Exercise description -
Look through the listing below and work out how many of its lines hold the word "正确的是". Give only the number.

***** Provided data

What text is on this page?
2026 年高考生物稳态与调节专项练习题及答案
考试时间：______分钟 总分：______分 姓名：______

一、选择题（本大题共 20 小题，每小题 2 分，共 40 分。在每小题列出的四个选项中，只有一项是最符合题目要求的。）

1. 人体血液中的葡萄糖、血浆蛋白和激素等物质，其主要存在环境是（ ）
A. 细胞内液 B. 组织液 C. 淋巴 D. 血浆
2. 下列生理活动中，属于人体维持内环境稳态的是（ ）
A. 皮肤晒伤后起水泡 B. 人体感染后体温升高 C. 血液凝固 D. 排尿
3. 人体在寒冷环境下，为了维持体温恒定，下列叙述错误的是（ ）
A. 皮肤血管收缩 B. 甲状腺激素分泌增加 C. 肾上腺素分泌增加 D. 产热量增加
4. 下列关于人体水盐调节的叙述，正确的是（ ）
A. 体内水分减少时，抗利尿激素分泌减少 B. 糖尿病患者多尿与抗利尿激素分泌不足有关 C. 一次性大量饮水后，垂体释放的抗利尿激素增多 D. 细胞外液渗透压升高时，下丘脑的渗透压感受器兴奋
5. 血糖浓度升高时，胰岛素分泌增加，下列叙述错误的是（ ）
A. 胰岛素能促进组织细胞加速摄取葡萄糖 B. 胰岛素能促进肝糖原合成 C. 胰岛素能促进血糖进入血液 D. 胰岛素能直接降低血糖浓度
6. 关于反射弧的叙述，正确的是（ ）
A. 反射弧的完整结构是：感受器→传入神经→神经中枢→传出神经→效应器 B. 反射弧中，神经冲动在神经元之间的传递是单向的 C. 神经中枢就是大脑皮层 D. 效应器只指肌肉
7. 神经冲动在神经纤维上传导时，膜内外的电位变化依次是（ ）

**********

Written answer -
2